Collected data
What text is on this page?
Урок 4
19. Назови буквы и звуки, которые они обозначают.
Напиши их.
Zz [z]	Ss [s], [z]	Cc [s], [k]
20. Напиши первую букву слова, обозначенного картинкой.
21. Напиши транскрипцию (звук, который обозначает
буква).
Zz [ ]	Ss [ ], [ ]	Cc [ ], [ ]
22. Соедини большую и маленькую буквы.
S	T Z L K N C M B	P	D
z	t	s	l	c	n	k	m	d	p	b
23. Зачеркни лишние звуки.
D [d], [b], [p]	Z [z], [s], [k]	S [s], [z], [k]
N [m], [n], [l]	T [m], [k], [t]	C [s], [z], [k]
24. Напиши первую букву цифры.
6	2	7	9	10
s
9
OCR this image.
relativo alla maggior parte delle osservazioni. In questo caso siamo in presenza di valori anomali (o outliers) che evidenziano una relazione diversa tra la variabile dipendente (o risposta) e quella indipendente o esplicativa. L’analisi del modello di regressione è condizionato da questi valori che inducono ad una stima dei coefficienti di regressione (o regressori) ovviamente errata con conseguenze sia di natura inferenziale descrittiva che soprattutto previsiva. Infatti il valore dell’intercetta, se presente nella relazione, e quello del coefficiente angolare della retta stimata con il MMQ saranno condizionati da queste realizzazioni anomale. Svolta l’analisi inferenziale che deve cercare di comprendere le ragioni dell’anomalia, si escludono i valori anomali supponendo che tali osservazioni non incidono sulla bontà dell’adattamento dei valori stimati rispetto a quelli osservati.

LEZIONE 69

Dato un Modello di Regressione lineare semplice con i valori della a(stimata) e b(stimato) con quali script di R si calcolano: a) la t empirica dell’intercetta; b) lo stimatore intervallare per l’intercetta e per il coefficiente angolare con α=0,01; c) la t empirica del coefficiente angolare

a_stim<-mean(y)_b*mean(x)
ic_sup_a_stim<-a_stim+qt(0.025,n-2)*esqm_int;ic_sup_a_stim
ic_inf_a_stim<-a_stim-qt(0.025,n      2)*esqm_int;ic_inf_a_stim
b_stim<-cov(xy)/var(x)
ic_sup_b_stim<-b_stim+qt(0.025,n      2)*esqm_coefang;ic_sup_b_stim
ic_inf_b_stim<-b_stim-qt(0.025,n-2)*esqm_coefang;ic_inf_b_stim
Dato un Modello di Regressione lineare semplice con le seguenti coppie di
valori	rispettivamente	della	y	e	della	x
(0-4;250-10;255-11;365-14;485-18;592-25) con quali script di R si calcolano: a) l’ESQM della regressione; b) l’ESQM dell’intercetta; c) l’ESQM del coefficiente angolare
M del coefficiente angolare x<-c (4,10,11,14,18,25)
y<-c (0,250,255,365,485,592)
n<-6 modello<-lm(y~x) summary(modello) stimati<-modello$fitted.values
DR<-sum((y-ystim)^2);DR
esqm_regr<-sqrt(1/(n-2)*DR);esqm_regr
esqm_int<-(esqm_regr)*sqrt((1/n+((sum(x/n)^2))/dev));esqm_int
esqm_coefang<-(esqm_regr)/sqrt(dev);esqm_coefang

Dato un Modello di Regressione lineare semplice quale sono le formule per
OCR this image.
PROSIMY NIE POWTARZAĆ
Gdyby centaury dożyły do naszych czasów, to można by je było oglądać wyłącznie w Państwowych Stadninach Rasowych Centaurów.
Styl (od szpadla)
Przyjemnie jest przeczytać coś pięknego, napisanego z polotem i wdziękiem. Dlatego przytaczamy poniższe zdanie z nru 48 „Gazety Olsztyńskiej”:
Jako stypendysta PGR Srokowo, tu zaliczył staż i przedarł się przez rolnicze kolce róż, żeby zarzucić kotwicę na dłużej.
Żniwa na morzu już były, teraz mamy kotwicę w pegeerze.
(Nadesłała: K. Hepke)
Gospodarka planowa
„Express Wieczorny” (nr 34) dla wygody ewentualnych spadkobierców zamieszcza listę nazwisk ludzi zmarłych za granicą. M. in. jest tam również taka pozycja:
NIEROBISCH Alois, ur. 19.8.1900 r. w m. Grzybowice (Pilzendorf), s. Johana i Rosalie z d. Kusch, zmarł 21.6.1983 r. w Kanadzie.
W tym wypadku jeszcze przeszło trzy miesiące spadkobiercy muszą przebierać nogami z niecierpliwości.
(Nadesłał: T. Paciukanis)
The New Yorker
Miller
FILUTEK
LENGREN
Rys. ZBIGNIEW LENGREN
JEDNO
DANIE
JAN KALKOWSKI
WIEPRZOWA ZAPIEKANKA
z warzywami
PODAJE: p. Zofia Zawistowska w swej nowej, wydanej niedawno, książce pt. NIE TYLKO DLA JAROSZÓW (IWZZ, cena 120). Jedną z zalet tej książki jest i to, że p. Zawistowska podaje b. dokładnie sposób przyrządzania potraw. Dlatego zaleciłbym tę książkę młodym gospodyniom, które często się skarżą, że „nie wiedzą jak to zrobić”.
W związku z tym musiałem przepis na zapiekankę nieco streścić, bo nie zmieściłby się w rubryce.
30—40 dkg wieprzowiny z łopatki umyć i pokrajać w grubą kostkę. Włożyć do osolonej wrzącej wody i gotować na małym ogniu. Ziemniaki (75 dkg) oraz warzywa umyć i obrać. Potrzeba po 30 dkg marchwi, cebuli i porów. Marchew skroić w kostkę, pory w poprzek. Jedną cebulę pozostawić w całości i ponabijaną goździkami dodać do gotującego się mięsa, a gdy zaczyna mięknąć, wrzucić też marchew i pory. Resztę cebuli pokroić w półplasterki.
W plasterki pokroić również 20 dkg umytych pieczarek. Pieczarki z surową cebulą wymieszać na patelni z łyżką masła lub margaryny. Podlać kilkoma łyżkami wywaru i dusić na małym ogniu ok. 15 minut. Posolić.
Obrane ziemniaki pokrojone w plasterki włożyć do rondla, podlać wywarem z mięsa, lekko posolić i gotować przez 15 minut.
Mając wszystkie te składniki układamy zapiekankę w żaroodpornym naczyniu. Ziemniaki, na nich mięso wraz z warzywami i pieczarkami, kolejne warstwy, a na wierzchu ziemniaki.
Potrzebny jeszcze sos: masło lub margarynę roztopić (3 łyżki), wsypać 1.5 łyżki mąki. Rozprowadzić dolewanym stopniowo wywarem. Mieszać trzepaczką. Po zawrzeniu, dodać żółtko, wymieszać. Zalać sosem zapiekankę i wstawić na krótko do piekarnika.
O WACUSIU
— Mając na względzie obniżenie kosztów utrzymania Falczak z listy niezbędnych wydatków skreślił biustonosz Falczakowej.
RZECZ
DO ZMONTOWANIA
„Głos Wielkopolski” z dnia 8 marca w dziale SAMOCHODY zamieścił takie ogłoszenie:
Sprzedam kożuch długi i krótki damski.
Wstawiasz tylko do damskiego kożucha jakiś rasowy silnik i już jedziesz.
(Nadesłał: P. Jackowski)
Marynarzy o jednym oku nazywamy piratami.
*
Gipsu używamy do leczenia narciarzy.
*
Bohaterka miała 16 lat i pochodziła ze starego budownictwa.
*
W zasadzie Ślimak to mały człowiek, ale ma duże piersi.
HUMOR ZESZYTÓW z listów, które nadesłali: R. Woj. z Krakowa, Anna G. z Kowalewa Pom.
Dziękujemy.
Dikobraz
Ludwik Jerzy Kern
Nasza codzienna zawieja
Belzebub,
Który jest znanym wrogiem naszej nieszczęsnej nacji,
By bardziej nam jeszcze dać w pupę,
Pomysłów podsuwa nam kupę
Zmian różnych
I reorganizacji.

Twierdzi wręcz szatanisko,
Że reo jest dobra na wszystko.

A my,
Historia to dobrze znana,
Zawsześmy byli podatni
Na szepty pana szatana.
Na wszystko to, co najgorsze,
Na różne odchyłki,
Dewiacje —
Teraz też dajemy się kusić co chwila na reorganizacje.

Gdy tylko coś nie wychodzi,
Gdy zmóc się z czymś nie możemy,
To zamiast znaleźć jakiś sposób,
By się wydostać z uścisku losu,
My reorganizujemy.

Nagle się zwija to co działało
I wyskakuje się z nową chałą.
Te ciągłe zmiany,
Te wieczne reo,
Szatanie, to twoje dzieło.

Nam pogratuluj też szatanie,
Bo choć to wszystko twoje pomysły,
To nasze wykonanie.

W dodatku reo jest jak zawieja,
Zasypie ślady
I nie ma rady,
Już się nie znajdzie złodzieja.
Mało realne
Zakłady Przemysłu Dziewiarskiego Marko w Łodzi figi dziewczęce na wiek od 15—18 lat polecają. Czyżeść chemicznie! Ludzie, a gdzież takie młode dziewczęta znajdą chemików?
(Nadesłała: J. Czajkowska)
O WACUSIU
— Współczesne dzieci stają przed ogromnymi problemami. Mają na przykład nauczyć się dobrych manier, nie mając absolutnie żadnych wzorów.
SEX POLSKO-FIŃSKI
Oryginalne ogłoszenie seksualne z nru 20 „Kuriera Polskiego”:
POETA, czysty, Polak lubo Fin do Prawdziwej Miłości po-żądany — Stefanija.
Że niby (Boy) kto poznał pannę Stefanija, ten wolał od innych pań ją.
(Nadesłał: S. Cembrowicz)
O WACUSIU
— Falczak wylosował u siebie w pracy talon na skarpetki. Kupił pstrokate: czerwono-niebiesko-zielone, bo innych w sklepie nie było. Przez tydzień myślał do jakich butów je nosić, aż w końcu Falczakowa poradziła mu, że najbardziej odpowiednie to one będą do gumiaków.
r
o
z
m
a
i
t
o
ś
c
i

[What you need to do]
Scan the listing above for the word "Dato" and copy every line that holds it.

[Result]
Dato un Modello di Regressione lineare semplice con i valori della a(stimata) e b(stimato) con quali script di R si calcolano: a) la t empirica dell’intercetta; b) lo stimatore intervallare per l’intercetta e per il coefficiente angolare con α=0,01; c) la t empirica del coefficiente angolare
Dato un Modello di Regressione lineare semplice con le seguenti coppie di
Dato un Modello di Regressione lineare semplice quale sono le formule per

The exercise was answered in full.